From the line containing "Parse this screenshot: output" through the last line of the data, return those lines exactly as written and nothing more.

──────── DATA LISTING ────────

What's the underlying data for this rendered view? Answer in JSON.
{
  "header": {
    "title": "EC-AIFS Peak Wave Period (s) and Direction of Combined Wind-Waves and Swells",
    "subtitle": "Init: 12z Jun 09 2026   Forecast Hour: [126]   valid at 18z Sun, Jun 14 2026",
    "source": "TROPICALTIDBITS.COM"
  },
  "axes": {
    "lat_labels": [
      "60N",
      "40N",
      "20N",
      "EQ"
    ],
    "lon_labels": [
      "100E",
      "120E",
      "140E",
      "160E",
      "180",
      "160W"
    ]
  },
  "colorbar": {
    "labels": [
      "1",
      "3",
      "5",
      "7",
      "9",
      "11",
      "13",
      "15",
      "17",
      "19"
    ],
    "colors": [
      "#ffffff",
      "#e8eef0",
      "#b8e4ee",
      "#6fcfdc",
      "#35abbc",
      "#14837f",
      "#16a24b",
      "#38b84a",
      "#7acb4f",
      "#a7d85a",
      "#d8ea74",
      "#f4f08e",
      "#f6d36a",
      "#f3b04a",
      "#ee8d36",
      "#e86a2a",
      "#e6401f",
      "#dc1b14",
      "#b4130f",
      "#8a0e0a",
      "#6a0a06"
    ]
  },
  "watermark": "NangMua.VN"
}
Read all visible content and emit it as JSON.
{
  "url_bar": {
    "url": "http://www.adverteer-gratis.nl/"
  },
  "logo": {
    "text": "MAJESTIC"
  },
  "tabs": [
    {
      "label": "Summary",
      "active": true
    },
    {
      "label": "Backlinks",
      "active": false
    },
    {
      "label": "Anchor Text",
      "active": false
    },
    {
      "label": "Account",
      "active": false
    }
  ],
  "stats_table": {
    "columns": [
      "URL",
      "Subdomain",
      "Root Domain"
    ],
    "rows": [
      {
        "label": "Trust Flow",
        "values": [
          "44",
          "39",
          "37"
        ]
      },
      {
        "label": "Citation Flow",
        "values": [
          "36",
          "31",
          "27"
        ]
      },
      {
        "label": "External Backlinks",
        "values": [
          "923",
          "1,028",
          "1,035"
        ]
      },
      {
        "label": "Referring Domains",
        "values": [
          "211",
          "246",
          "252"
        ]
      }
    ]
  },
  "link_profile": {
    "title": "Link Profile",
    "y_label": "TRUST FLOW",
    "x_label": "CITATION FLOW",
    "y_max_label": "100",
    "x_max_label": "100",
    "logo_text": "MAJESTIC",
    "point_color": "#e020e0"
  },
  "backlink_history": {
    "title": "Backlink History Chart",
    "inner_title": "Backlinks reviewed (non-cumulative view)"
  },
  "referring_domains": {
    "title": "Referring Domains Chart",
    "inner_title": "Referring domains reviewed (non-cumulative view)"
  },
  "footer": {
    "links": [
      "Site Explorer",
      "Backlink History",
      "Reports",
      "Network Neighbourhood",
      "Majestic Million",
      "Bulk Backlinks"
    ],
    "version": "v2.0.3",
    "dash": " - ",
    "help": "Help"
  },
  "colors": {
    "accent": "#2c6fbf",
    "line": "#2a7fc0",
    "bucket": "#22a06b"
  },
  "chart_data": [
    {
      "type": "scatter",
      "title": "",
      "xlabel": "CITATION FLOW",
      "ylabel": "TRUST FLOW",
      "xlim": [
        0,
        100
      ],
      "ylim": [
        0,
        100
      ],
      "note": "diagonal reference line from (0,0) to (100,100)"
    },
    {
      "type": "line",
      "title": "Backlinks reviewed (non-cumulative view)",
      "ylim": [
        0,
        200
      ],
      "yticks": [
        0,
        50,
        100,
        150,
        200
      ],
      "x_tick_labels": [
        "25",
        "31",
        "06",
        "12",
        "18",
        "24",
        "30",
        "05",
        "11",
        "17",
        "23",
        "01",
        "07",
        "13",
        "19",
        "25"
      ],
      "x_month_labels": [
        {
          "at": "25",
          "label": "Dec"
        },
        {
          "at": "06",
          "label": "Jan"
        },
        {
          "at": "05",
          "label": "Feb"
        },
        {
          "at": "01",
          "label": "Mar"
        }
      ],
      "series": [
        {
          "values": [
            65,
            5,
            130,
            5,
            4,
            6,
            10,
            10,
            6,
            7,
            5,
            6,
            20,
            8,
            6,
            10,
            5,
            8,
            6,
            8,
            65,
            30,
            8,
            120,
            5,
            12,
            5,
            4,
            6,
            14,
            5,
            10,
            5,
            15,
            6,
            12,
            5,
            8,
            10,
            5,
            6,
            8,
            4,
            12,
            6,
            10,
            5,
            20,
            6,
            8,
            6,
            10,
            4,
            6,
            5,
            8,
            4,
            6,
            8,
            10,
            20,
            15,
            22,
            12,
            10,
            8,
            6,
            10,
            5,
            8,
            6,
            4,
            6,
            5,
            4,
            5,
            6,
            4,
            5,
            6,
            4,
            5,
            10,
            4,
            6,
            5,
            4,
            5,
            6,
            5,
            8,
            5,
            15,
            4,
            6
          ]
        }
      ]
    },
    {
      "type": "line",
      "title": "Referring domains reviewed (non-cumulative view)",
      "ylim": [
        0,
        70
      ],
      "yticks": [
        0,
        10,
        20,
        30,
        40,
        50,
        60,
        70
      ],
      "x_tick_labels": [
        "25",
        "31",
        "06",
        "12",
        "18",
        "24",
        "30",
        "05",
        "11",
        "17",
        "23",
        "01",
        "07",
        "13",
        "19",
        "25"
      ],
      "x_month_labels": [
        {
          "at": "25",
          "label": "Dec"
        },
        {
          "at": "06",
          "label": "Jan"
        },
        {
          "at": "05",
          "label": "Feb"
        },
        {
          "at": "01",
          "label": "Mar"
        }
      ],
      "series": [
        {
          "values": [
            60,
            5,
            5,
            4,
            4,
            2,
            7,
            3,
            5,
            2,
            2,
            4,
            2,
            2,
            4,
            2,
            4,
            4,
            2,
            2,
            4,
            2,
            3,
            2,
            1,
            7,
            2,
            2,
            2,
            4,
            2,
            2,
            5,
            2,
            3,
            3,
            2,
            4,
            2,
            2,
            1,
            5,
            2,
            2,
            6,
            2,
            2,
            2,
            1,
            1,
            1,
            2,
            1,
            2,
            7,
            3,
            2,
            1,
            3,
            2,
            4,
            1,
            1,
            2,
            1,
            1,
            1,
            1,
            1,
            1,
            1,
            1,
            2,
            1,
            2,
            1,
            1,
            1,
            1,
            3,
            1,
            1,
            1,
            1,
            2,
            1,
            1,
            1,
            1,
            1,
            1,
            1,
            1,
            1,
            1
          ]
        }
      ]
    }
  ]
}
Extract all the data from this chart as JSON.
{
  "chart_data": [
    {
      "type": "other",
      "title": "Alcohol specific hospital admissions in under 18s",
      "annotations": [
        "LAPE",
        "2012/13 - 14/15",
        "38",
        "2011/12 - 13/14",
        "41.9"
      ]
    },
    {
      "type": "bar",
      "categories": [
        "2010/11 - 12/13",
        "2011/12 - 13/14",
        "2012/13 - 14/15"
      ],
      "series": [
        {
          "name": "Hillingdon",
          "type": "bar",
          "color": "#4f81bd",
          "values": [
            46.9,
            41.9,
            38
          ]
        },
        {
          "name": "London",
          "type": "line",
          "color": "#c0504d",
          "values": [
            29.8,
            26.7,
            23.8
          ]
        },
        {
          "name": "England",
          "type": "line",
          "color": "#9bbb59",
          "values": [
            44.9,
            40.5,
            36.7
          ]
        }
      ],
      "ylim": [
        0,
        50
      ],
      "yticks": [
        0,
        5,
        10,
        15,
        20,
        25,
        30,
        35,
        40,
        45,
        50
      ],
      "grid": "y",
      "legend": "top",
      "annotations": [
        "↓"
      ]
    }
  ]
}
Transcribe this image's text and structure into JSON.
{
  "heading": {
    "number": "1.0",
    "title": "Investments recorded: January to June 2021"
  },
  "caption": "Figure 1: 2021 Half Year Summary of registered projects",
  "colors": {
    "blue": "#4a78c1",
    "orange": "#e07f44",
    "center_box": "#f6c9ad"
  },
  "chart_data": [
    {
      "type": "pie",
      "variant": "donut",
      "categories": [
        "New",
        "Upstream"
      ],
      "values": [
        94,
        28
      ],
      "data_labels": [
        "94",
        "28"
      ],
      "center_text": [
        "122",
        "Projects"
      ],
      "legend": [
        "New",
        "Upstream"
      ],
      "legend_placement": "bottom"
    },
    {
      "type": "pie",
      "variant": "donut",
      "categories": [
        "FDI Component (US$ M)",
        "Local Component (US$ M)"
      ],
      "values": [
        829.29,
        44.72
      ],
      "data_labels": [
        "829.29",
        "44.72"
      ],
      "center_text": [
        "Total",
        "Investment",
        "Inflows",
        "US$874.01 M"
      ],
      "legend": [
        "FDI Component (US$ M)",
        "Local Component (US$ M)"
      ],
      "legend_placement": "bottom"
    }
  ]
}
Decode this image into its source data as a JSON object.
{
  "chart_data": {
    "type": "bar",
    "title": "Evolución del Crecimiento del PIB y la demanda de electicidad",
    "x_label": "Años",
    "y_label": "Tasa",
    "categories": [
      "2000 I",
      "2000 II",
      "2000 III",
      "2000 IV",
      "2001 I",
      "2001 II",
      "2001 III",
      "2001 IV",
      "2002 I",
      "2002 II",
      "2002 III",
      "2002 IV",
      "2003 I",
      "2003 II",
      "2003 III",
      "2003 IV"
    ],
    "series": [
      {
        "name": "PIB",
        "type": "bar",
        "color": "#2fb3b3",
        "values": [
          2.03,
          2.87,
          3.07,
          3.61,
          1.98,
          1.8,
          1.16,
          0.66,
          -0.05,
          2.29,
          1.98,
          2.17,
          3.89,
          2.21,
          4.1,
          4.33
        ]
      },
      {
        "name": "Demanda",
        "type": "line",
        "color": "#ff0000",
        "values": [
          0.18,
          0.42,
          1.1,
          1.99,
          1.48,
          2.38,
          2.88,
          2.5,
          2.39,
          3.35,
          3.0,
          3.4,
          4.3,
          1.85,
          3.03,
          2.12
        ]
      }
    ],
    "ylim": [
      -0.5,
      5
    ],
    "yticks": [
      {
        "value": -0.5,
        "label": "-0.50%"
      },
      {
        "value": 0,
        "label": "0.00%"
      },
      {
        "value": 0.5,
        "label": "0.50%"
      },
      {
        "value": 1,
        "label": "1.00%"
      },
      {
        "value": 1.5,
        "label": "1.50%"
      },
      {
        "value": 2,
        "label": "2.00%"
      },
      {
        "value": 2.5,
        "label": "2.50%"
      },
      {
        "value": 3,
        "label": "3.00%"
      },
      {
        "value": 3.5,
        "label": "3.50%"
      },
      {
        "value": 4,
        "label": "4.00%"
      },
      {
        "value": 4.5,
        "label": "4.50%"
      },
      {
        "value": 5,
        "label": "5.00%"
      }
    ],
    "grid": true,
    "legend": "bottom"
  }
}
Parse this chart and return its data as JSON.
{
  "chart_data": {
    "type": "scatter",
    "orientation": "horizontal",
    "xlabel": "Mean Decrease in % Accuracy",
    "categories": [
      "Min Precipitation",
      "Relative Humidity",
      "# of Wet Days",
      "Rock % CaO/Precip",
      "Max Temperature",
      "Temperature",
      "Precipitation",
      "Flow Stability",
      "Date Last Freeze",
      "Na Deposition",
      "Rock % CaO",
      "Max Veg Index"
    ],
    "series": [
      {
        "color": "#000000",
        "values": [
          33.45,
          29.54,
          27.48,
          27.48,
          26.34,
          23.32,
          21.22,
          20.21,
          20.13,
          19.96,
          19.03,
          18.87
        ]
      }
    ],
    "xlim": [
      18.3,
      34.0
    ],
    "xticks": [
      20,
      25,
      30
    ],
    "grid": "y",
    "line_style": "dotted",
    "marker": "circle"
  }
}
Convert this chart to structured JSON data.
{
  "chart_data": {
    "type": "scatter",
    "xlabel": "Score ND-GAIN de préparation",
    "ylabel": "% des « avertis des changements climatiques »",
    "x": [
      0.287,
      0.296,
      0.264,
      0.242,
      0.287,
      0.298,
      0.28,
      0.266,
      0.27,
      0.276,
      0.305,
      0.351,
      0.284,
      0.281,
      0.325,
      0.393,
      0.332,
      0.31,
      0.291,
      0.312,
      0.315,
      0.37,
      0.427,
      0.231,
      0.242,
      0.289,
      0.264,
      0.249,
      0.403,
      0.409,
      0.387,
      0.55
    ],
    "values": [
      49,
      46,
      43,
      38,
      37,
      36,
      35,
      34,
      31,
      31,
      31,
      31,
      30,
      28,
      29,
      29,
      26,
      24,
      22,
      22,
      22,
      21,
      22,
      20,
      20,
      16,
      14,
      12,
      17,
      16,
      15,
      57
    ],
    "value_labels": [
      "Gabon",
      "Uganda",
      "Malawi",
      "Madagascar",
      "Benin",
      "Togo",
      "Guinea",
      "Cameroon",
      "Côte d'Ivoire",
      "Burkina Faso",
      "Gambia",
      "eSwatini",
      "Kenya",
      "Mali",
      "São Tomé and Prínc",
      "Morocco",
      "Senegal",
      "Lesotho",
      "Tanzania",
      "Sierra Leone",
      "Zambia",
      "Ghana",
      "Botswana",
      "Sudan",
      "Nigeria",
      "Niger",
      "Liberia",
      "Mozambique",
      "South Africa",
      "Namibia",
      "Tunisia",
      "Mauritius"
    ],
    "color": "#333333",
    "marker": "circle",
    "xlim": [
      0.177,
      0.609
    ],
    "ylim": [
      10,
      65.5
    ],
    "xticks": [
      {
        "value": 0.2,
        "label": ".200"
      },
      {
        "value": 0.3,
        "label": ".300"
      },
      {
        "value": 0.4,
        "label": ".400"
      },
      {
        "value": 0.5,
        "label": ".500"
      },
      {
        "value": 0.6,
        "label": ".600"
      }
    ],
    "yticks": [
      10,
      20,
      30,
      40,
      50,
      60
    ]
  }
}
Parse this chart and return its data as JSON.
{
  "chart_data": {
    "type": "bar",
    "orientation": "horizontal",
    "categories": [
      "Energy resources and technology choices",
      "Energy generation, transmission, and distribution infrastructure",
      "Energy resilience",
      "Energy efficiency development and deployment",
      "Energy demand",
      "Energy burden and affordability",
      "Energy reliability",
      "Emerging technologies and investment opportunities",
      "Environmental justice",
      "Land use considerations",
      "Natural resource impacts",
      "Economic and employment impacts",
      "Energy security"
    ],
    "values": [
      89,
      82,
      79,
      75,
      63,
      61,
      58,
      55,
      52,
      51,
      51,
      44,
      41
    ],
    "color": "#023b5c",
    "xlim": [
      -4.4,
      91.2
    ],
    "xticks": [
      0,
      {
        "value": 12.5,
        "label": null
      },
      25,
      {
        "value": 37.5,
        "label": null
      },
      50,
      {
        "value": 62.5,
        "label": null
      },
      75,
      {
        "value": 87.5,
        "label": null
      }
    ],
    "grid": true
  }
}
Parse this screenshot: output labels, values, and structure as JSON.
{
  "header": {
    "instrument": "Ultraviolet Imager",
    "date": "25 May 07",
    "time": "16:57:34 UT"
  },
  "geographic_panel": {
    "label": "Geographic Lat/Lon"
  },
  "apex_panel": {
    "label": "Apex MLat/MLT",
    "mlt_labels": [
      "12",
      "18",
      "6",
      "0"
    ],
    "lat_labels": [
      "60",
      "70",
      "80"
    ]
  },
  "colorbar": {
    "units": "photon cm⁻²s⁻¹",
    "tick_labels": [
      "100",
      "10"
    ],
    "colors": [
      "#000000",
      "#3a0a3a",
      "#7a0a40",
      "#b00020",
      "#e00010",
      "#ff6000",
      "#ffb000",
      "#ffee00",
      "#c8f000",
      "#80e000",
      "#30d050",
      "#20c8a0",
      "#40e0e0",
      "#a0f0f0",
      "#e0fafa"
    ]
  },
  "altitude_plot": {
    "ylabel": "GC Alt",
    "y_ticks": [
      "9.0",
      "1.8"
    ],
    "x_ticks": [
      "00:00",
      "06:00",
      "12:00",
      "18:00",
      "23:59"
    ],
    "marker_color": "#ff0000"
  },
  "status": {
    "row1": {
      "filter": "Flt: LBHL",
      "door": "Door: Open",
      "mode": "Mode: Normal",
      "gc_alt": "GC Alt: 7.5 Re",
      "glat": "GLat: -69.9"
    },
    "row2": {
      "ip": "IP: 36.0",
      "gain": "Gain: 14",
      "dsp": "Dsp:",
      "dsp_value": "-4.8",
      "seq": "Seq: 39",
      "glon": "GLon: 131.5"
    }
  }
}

────────

ANSWER FOR THE TASK –
Parse this screenshot: output labels, values, and structure as JSON.
{
  "header": {
    "instrument": "Ultraviolet Imager",
    "date": "25 May 07",
    "time": "16:57:34 UT"
  },
  "geographic_panel": {
    "label": "Geographic Lat/Lon"
  },
  "apex_panel": {
    "label": "Apex MLat/MLT",
    "mlt_labels": [
      "12",
      "18",
      "6",
      "0"
    ],
    "lat_labels": [
      "60",
      "70",
      "80"
    ]
  },
  "colorbar": {
    "units": "photon cm⁻²s⁻¹",
    "tick_labels": [
      "100",
      "10"
    ],
    "colors": [
      "#000000",
      "#3a0a3a",
      "#7a0a40",
      "#b00020",
      "#e00010",
      "#ff6000",
      "#ffb000",
      "#ffee00",
      "#c8f000",
      "#80e000",
      "#30d050",
      "#20c8a0",
      "#40e0e0",
      "#a0f0f0",
      "#e0fafa"
    ]
  },
  "altitude_plot": {
    "ylabel": "GC Alt",
    "y_ticks": [
      "9.0",
      "1.8"
    ],
    "x_ticks": [
      "00:00",
      "06:00",
      "12:00",
      "18:00",
      "23:59"
    ],
    "marker_color": "#ff0000"
  },
  "status": {
    "row1": {
      "filter": "Flt: LBHL",
      "door": "Door: Open",
      "mode": "Mode: Normal",
      "gc_alt": "GC Alt: 7.5 Re",
      "glat": "GLat: -69.9"
    },
    "row2": {
      "ip": "IP: 36.0",
      "gain": "Gain: 14",
      "dsp": "Dsp:",
      "dsp_value": "-4.8",
      "seq": "Seq: 39",
      "glon": "GLon: 131.5"
    }
  }
}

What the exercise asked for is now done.